STATED GOAL ▸
Output each entry below as it stands, leaving out every picture.

EXTRACTED DATA ▸
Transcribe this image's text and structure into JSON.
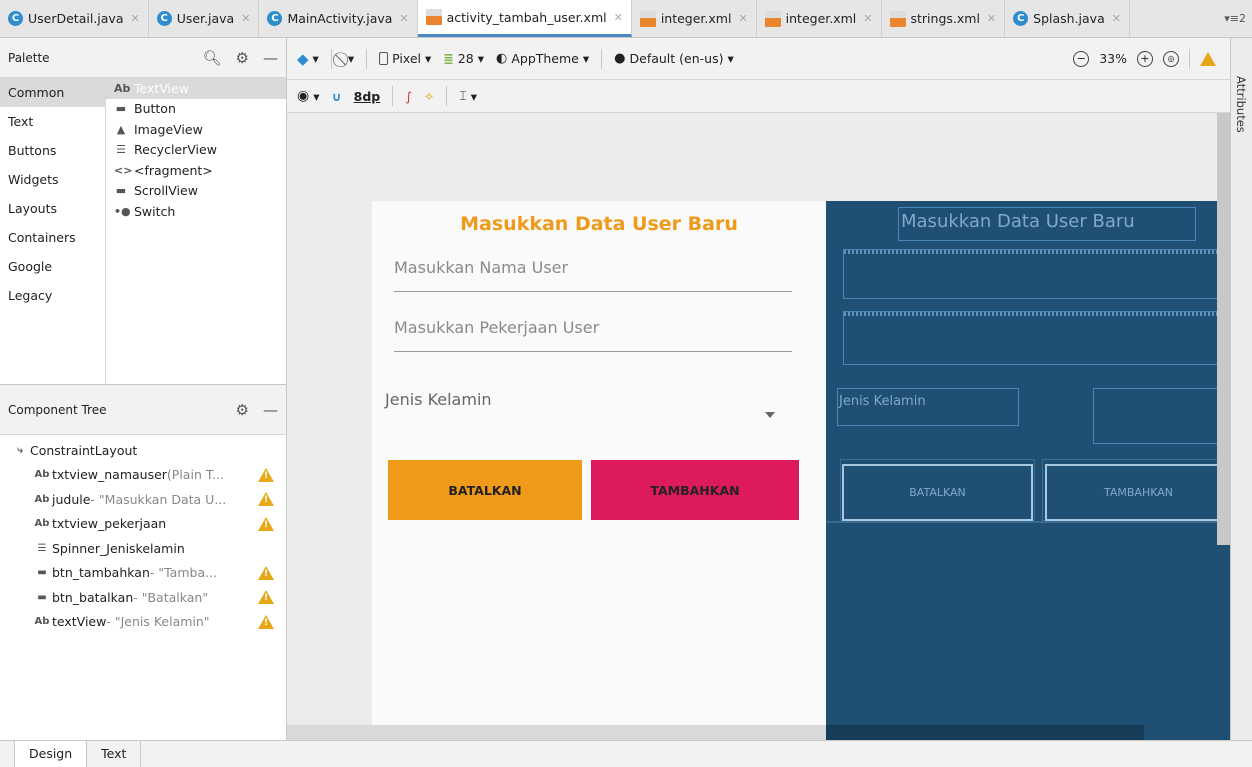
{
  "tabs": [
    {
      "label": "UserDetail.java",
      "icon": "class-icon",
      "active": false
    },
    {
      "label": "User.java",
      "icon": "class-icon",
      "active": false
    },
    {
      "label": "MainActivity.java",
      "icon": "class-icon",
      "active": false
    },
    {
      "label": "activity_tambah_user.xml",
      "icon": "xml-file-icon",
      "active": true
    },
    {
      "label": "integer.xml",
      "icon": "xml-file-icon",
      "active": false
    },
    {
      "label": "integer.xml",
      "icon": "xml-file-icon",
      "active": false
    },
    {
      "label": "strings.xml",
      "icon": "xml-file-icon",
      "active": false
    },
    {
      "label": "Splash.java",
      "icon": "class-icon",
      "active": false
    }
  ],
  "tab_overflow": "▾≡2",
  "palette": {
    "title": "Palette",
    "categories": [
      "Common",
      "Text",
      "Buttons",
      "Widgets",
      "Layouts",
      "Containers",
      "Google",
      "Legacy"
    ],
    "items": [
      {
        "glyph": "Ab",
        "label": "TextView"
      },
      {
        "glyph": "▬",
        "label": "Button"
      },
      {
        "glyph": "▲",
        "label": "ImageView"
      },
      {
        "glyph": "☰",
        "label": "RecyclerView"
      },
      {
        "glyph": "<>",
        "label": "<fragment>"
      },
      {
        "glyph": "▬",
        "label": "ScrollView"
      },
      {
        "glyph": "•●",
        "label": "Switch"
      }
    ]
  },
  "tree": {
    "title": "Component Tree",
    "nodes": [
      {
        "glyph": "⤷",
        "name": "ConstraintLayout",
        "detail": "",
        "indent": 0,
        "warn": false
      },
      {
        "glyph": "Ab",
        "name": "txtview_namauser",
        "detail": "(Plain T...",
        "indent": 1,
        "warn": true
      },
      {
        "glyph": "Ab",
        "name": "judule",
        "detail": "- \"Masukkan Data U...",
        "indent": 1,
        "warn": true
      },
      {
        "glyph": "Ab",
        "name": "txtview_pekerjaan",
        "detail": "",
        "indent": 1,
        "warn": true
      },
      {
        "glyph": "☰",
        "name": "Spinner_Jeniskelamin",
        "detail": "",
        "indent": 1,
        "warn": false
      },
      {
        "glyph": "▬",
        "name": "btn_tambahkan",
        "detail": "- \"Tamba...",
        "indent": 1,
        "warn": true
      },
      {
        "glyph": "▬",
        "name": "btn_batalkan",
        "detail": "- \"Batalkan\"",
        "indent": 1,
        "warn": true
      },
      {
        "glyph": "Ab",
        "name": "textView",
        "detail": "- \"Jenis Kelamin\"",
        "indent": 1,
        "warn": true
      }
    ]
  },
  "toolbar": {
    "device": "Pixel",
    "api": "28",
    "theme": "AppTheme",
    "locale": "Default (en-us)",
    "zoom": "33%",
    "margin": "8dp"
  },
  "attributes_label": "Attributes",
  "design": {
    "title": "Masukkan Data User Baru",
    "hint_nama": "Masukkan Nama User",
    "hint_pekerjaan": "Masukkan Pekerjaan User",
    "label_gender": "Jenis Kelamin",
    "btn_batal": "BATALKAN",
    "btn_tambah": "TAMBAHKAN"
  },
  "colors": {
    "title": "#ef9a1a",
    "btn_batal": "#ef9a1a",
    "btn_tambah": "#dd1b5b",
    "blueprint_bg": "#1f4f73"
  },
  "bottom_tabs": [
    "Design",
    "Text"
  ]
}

RESPONSE TO THE TASK ▸
Transcribe this image's text and structure into JSON.
{
  "tabs": [
    {
      "label": "UserDetail.java",
      "icon": "class-icon",
      "active": false
    },
    {
      "label": "User.java",
      "icon": "class-icon",
      "active": false
    },
    {
      "label": "MainActivity.java",
      "icon": "class-icon",
      "active": false
    },
    {
      "label": "activity_tambah_user.xml",
      "icon": "xml-file-icon",
      "active": true
    },
    {
      "label": "integer.xml",
      "icon": "xml-file-icon",
      "active": false
    },
    {
      "label": "integer.xml",
      "icon": "xml-file-icon",
      "active": false
    },
    {
      "label": "strings.xml",
      "icon": "xml-file-icon",
      "active": false
    },
    {
      "label": "Splash.java",
      "icon": "class-icon",
      "active": false
    }
  ],
  "tab_overflow": "▾≡2",
  "palette": {
    "title": "Palette",
    "categories": [
      "Common",
      "Text",
      "Buttons",
      "Widgets",
      "Layouts",
      "Containers",
      "Google",
      "Legacy"
    ],
    "items": [
      {
        "glyph": "Ab",
        "label": "TextView"
      },
      {
        "glyph": "▬",
        "label": "Button"
      },
      {
        "glyph": "▲",
        "label": "ImageView"
      },
      {
        "glyph": "☰",
        "label": "RecyclerView"
      },
      {
        "glyph": "<>",
        "label": "<fragment>"
      },
      {
        "glyph": "▬",
        "label": "ScrollView"
      },
      {
        "glyph": "•●",
        "label": "Switch"
      }
    ]
  },
  "tree": {
    "title": "Component Tree",
    "nodes": [
      {
        "glyph": "⤷",
        "name": "ConstraintLayout",
        "detail": "",
        "indent": 0,
        "warn": false
      },
      {
        "glyph": "Ab",
        "name": "txtview_namauser",
        "detail": "(Plain T...",
        "indent": 1,
        "warn": true
      },
      {
        "glyph": "Ab",
        "name": "judule",
        "detail": "- \"Masukkan Data U...",
        "indent": 1,
        "warn": true
      },
      {
        "glyph": "Ab",
        "name": "txtview_pekerjaan",
        "detail": "",
        "indent": 1,
        "warn": true
      },
      {
        "glyph": "☰",
        "name": "Spinner_Jeniskelamin",
        "detail": "",
        "indent": 1,
        "warn": false
      },
      {
        "glyph": "▬",
        "name": "btn_tambahkan",
        "detail": "- \"Tamba...",
        "indent": 1,
        "warn": true
      },
      {
        "glyph": "▬",
        "name": "btn_batalkan",
        "detail": "- \"Batalkan\"",
        "indent": 1,
        "warn": true
      },
      {
        "glyph": "Ab",
        "name": "textView",
        "detail": "- \"Jenis Kelamin\"",
        "indent": 1,
        "warn": true
      }
    ]
  },
  "toolbar": {
    "device": "Pixel",
    "api": "28",
    "theme": "AppTheme",
    "locale": "Default (en-us)",
    "zoom": "33%",
    "margin": "8dp"
  },
  "attributes_label": "Attributes",
  "design": {
    "title": "Masukkan Data User Baru",
    "hint_nama": "Masukkan Nama User",
    "hint_pekerjaan": "Masukkan Pekerjaan User",
    "label_gender": "Jenis Kelamin",
    "btn_batal": "BATALKAN",
    "btn_tambah": "TAMBAHKAN"
  },
  "colors": {
    "title": "#ef9a1a",
    "btn_batal": "#ef9a1a",
    "btn_tambah": "#dd1b5b",
    "blueprint_bg": "#1f4f73"
  },
  "bottom_tabs": [
    "Design",
    "Text"
  ]
}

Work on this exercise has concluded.